Exercise objective — Reproduce the full listing that appears beneath this instruction exactly.

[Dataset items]
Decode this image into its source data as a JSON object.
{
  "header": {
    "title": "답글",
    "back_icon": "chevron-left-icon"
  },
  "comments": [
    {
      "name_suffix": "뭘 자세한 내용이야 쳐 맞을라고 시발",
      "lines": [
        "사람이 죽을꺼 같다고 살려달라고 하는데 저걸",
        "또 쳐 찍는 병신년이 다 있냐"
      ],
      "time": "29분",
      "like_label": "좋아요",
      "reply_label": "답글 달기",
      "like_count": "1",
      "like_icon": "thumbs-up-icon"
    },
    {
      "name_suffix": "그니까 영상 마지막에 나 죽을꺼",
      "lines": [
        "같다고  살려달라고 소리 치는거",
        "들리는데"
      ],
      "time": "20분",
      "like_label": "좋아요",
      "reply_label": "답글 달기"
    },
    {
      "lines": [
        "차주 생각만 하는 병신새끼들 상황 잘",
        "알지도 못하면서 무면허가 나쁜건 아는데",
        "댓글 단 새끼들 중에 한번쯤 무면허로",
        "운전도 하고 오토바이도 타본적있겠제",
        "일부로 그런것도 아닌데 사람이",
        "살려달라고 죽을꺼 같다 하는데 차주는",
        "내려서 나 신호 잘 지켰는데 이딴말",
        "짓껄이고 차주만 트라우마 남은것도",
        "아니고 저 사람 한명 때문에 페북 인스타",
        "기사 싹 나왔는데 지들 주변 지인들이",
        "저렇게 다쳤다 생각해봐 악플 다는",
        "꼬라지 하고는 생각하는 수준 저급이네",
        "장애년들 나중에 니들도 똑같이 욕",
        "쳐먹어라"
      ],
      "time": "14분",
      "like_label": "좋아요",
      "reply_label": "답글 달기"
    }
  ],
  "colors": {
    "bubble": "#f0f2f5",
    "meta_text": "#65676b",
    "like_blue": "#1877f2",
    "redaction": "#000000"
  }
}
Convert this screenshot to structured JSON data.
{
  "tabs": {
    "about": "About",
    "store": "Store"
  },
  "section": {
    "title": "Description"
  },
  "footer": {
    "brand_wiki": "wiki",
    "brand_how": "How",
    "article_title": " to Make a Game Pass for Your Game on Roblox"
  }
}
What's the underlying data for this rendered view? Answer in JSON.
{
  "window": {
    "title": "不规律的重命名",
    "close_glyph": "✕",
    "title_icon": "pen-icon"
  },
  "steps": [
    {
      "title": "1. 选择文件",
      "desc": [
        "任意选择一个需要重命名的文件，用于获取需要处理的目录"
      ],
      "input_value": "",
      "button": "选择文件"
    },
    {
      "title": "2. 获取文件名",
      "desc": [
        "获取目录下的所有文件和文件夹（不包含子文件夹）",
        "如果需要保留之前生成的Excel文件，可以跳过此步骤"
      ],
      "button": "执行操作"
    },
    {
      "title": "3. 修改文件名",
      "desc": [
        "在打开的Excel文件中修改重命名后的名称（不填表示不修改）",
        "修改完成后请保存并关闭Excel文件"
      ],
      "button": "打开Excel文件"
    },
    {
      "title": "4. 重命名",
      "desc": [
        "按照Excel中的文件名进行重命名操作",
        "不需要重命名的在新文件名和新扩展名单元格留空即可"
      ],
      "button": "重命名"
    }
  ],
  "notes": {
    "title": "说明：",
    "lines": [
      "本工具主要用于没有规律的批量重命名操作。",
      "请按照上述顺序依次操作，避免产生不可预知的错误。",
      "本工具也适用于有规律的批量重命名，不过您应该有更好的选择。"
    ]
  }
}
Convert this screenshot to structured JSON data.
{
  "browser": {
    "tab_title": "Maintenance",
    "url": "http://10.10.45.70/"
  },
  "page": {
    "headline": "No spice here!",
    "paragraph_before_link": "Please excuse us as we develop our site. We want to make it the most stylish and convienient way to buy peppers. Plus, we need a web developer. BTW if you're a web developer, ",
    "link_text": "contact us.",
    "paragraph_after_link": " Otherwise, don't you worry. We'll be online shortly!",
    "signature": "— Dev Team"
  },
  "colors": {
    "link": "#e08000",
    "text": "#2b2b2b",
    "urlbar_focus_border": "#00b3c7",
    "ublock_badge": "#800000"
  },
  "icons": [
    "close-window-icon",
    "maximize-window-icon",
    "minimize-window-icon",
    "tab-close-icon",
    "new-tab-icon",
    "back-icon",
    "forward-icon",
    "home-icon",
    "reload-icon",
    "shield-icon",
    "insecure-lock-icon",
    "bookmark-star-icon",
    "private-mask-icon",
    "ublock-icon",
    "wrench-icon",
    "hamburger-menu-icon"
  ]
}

Result for this exercise —
Decode this image into its source data as a JSON object.
{
  "header": {
    "title": "답글",
    "back_icon": "chevron-left-icon"
  },
  "comments": [
    {
      "name_suffix": "뭘 자세한 내용이야 쳐 맞을라고 시발",
      "lines": [
        "사람이 죽을꺼 같다고 살려달라고 하는데 저걸",
        "또 쳐 찍는 병신년이 다 있냐"
      ],
      "time": "29분",
      "like_label": "좋아요",
      "reply_label": "답글 달기",
      "like_count": "1",
      "like_icon": "thumbs-up-icon"
    },
    {
      "name_suffix": "그니까 영상 마지막에 나 죽을꺼",
      "lines": [
        "같다고  살려달라고 소리 치는거",
        "들리는데"
      ],
      "time": "20분",
      "like_label": "좋아요",
      "reply_label": "답글 달기"
    },
    {
      "lines": [
        "차주 생각만 하는 병신새끼들 상황 잘",
        "알지도 못하면서 무면허가 나쁜건 아는데",
        "댓글 단 새끼들 중에 한번쯤 무면허로",
        "운전도 하고 오토바이도 타본적있겠제",
        "일부로 그런것도 아닌데 사람이",
        "살려달라고 죽을꺼 같다 하는데 차주는",
        "내려서 나 신호 잘 지켰는데 이딴말",
        "짓껄이고 차주만 트라우마 남은것도",
        "아니고 저 사람 한명 때문에 페북 인스타",
        "기사 싹 나왔는데 지들 주변 지인들이",
        "저렇게 다쳤다 생각해봐 악플 다는",
        "꼬라지 하고는 생각하는 수준 저급이네",
        "장애년들 나중에 니들도 똑같이 욕",
        "쳐먹어라"
      ],
      "time": "14분",
      "like_label": "좋아요",
      "reply_label": "답글 달기"
    }
  ],
  "colors": {
    "bubble": "#f0f2f5",
    "meta_text": "#65676b",
    "like_blue": "#1877f2",
    "redaction": "#000000"
  }
}
Convert this screenshot to structured JSON data.
{
  "tabs": {
    "about": "About",
    "store": "Store"
  },
  "section": {
    "title": "Description"
  },
  "footer": {
    "brand_wiki": "wiki",
    "brand_how": "How",
    "article_title": " to Make a Game Pass for Your Game on Roblox"
  }
}
What's the underlying data for this rendered view? Answer in JSON.
{
  "window": {
    "title": "不规律的重命名",
    "close_glyph": "✕",
    "title_icon": "pen-icon"
  },
  "steps": [
    {
      "title": "1. 选择文件",
      "desc": [
        "任意选择一个需要重命名的文件，用于获取需要处理的目录"
      ],
      "input_value": "",
      "button": "选择文件"
    },
    {
      "title": "2. 获取文件名",
      "desc": [
        "获取目录下的所有文件和文件夹（不包含子文件夹）",
        "如果需要保留之前生成的Excel文件，可以跳过此步骤"
      ],
      "button": "执行操作"
    },
    {
      "title": "3. 修改文件名",
      "desc": [
        "在打开的Excel文件中修改重命名后的名称（不填表示不修改）",
        "修改完成后请保存并关闭Excel文件"
      ],
      "button": "打开Excel文件"
    },
    {
      "title": "4. 重命名",
      "desc": [
        "按照Excel中的文件名进行重命名操作",
        "不需要重命名的在新文件名和新扩展名单元格留空即可"
      ],
      "button": "重命名"
    }
  ],
  "notes": {
    "title": "说明：",
    "lines": [
      "本工具主要用于没有规律的批量重命名操作。",
      "请按照上述顺序依次操作，避免产生不可预知的错误。",
      "本工具也适用于有规律的批量重命名，不过您应该有更好的选择。"
    ]
  }
}
Convert this screenshot to structured JSON data.
{
  "browser": {
    "tab_title": "Maintenance",
    "url": "http://10.10.45.70/"
  },
  "page": {
    "headline": "No spice here!",
    "paragraph_before_link": "Please excuse us as we develop our site. We want to make it the most stylish and convienient way to buy peppers. Plus, we need a web developer. BTW if you're a web developer, ",
    "link_text": "contact us.",
    "paragraph_after_link": " Otherwise, don't you worry. We'll be online shortly!",
    "signature": "— Dev Team"
  },
  "colors": {
    "link": "#e08000",
    "text": "#2b2b2b",
    "urlbar_focus_border": "#00b3c7",
    "ublock_badge": "#800000"
  },
  "icons": [
    "close-window-icon",
    "maximize-window-icon",
    "minimize-window-icon",
    "tab-close-icon",
    "new-tab-icon",
    "back-icon",
    "forward-icon",
    "home-icon",
    "reload-icon",
    "shield-icon",
    "insecure-lock-icon",
    "bookmark-star-icon",
    "private-mask-icon",
    "ublock-icon",
    "wrench-icon",
    "hamburger-menu-icon"
  ]
}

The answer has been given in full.